** GIVEN TASK **
Collect every line below that contains the word "Dirección".

-- Start of SUPPLIED INFORMATION --

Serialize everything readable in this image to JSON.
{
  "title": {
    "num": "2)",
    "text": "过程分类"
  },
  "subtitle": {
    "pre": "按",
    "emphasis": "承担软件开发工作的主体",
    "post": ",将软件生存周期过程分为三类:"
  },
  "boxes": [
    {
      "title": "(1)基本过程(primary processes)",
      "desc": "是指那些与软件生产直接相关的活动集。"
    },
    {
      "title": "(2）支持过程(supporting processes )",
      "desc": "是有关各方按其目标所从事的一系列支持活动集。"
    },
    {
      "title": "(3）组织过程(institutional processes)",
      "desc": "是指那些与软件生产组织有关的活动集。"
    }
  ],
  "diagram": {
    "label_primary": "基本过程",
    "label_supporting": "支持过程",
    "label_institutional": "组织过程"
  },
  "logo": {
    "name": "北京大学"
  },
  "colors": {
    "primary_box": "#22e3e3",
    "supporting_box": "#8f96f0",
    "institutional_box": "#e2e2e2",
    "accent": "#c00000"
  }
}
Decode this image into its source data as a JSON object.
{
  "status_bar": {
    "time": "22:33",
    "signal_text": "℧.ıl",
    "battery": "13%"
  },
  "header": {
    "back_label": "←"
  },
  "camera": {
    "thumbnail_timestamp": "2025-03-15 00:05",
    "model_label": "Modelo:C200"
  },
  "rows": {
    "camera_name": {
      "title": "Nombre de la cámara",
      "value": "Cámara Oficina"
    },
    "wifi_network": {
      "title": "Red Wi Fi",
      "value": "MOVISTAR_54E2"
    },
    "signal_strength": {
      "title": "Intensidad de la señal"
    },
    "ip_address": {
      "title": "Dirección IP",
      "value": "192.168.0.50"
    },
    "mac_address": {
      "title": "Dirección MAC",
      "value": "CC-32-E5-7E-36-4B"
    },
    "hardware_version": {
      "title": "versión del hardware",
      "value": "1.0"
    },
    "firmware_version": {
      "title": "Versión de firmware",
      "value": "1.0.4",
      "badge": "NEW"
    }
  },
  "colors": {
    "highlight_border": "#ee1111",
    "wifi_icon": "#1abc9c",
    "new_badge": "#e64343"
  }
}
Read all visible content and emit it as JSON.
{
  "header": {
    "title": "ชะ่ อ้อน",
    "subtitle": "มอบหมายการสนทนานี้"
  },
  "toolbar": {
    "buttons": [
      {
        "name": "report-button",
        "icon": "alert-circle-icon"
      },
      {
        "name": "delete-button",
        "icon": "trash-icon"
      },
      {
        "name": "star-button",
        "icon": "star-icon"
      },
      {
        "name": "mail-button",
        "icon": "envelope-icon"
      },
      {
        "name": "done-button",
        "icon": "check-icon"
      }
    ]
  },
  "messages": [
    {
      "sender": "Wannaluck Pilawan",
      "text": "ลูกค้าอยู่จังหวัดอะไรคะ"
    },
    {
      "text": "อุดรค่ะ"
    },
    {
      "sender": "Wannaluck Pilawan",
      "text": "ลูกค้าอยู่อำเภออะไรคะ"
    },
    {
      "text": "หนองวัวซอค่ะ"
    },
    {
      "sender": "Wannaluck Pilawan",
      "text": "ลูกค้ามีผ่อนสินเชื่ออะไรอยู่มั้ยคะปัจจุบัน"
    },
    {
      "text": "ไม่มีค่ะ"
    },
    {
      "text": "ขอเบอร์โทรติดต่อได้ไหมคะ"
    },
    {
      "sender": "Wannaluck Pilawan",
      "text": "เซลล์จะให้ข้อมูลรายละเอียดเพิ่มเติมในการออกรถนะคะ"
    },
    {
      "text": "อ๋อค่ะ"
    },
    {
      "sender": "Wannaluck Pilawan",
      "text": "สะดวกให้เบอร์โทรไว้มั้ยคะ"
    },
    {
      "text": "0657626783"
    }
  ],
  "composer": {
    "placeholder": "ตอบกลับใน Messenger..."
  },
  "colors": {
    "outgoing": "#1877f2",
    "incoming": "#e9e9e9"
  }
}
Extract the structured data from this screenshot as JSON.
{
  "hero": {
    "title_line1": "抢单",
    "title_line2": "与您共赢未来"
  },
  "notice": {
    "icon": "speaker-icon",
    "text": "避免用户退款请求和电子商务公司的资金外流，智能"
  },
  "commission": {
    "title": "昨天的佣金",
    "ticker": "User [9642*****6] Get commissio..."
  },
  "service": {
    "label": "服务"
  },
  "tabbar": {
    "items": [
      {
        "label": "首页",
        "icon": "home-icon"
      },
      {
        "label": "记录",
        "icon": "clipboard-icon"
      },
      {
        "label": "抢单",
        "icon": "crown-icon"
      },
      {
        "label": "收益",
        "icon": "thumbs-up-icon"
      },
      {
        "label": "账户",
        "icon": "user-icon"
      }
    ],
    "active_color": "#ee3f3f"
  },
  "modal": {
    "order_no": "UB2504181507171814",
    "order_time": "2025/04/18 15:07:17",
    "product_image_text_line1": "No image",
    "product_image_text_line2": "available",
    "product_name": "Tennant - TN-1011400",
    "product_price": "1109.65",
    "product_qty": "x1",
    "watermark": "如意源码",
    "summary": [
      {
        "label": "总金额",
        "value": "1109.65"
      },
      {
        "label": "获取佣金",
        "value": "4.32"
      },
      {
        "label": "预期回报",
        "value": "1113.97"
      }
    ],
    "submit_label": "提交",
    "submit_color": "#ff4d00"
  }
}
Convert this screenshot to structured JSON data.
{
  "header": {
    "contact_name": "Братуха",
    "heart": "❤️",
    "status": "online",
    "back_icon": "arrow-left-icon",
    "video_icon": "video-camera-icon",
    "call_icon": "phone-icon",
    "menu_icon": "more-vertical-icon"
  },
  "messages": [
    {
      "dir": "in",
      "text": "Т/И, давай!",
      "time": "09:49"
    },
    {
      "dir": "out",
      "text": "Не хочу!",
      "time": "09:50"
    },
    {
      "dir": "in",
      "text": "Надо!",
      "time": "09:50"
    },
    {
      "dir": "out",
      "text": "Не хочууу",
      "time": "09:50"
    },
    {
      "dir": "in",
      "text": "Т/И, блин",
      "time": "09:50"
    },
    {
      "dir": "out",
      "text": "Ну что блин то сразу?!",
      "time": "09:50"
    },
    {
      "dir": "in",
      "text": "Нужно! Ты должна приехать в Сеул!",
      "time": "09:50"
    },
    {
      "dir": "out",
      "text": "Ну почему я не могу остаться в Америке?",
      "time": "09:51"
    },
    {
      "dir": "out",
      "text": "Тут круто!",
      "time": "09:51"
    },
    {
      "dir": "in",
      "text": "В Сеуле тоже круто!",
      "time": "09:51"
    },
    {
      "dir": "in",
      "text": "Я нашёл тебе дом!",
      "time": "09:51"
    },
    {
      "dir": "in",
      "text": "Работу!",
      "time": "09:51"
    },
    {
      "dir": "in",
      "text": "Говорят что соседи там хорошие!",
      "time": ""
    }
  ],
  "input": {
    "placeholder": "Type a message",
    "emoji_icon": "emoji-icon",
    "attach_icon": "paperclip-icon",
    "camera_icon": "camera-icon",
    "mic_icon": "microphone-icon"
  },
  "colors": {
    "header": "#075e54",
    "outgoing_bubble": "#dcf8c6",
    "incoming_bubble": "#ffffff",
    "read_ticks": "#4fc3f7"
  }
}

-- End of SUPPLIED INFORMATION --

** COMPLETED EXERCISE **
      "title": "Dirección IP",
      "title": "Dirección MAC",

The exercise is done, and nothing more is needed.